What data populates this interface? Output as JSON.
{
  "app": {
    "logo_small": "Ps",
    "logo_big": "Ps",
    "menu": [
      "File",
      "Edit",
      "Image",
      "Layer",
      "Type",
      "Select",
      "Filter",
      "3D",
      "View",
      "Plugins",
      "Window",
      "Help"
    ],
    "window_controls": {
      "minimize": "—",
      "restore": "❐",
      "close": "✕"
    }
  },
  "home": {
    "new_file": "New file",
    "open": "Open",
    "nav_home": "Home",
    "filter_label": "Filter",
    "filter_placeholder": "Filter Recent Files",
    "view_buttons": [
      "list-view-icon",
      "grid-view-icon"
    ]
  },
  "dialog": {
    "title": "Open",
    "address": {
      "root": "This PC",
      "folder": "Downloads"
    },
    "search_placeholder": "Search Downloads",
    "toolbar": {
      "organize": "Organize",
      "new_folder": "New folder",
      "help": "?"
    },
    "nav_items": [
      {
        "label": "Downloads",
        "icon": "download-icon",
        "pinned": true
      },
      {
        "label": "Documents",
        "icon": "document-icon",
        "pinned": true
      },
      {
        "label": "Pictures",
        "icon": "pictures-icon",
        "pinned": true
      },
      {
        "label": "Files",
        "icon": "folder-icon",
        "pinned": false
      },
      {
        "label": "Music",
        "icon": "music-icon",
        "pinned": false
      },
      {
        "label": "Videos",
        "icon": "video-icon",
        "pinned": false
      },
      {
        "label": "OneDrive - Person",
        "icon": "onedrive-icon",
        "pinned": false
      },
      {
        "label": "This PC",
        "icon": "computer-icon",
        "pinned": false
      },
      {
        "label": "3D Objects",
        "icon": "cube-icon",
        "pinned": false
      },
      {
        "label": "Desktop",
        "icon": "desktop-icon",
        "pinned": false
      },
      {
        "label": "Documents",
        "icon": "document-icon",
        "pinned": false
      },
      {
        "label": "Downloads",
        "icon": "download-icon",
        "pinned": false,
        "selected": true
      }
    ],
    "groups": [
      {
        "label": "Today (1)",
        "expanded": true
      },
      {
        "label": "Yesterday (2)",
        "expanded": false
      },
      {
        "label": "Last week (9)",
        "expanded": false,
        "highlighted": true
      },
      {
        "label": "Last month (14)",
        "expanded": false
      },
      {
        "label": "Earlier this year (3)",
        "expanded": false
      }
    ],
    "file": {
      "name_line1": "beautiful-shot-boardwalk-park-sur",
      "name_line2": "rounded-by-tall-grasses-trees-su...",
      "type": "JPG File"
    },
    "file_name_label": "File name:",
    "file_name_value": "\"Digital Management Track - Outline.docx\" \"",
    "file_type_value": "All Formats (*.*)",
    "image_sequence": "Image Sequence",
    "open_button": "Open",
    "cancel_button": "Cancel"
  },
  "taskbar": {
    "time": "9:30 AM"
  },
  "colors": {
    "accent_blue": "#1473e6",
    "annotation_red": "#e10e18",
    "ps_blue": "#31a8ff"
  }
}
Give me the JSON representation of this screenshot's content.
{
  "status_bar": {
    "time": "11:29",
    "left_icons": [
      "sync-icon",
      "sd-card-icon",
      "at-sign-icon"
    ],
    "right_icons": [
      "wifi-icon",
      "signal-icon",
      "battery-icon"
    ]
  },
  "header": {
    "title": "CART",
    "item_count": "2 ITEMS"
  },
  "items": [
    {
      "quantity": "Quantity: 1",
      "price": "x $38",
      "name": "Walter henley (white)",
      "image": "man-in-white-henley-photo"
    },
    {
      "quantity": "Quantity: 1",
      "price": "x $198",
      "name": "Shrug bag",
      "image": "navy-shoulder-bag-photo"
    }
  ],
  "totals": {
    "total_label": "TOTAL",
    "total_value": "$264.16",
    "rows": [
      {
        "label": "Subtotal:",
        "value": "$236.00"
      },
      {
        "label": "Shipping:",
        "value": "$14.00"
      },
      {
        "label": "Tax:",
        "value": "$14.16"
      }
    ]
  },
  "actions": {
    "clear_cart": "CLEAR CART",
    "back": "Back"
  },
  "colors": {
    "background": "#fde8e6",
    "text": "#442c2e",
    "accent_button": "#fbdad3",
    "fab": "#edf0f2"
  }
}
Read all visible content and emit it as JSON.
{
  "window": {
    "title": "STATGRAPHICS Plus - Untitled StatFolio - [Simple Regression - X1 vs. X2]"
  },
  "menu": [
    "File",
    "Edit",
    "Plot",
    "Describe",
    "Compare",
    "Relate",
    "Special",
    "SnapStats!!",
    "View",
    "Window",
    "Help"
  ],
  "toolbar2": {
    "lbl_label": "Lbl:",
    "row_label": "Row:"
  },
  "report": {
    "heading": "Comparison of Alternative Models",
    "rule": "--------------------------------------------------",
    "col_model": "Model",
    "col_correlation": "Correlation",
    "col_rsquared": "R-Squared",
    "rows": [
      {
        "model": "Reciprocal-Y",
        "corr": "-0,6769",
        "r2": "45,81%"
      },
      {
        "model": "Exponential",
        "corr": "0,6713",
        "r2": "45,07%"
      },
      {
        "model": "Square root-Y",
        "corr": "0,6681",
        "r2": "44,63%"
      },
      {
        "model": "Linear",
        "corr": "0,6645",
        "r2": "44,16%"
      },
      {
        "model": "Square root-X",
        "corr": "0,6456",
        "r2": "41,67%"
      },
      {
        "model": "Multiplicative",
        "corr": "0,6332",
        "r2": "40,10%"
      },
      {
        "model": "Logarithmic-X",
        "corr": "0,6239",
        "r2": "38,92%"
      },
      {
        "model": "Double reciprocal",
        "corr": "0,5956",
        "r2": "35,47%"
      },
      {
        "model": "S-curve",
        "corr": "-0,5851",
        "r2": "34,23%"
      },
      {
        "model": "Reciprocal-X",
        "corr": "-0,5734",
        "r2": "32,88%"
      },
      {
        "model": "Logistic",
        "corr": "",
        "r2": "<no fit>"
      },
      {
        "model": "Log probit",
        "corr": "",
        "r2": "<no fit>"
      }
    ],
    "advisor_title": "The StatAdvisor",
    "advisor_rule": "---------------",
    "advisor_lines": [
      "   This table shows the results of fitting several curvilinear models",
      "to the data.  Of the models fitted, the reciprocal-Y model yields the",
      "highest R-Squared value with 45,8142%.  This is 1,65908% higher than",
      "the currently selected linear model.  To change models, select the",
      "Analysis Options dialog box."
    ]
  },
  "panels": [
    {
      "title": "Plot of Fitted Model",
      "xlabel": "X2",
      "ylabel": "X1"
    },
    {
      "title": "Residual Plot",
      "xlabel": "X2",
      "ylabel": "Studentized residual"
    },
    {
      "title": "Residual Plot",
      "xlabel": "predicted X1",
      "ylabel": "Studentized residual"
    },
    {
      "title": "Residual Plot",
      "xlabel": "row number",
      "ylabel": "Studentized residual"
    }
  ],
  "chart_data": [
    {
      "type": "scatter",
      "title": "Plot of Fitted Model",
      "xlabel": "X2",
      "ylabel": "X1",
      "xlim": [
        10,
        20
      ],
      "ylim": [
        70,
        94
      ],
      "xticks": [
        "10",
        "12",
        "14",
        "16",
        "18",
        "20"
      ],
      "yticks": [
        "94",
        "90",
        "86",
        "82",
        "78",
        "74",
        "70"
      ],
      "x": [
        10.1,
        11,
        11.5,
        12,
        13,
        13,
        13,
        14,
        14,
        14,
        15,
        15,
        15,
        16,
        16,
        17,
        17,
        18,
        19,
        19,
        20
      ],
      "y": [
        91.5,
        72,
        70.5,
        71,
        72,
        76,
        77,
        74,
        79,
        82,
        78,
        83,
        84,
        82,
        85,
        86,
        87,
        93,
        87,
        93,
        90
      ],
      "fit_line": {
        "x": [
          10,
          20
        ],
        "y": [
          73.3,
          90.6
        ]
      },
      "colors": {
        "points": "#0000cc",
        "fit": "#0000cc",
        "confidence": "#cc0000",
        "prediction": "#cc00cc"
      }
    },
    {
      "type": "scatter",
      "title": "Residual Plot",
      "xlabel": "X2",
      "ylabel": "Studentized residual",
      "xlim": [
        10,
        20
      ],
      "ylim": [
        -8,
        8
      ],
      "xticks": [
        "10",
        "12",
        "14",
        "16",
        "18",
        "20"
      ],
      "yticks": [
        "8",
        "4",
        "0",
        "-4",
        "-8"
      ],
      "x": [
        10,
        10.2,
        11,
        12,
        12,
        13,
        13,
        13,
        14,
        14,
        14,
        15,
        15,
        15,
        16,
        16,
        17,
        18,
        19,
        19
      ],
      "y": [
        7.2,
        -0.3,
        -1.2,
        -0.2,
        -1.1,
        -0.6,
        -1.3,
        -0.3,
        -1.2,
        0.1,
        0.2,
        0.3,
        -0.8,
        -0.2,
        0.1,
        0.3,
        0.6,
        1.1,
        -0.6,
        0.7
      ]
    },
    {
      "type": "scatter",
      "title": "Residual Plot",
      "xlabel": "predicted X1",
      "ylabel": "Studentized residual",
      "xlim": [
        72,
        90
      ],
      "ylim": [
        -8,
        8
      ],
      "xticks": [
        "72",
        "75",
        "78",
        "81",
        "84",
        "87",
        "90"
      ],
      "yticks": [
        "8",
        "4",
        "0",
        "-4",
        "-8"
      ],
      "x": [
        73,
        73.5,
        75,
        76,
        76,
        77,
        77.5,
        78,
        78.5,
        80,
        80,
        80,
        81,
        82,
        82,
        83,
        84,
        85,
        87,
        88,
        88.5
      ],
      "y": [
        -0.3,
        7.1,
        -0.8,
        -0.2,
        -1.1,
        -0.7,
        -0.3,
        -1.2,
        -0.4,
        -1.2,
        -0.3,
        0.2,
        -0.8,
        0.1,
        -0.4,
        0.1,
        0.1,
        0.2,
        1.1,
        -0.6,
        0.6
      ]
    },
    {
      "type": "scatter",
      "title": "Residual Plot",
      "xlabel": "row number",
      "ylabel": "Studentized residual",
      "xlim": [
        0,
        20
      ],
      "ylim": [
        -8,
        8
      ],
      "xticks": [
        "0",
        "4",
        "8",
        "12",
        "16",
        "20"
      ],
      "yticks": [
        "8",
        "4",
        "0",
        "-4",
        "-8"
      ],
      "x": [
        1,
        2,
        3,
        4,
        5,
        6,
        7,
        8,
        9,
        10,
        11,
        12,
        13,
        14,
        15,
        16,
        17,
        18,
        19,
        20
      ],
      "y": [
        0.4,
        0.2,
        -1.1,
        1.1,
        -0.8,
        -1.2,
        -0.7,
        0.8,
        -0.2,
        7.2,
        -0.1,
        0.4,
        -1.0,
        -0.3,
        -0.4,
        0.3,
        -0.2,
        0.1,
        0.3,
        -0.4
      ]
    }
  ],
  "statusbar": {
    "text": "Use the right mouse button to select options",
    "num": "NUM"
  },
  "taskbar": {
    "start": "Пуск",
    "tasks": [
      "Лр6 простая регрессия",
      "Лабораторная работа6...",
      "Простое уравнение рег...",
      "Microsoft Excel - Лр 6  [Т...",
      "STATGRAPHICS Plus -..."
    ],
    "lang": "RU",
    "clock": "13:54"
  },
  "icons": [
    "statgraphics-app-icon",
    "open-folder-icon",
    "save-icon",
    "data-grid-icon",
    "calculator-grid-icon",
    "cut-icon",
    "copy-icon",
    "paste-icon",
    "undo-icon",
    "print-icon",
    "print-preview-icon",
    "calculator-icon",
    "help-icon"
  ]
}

····················

From the records above, pick out and copy each line holding the word "dialog".

  "dialog": {
      "Analysis Options dialog box."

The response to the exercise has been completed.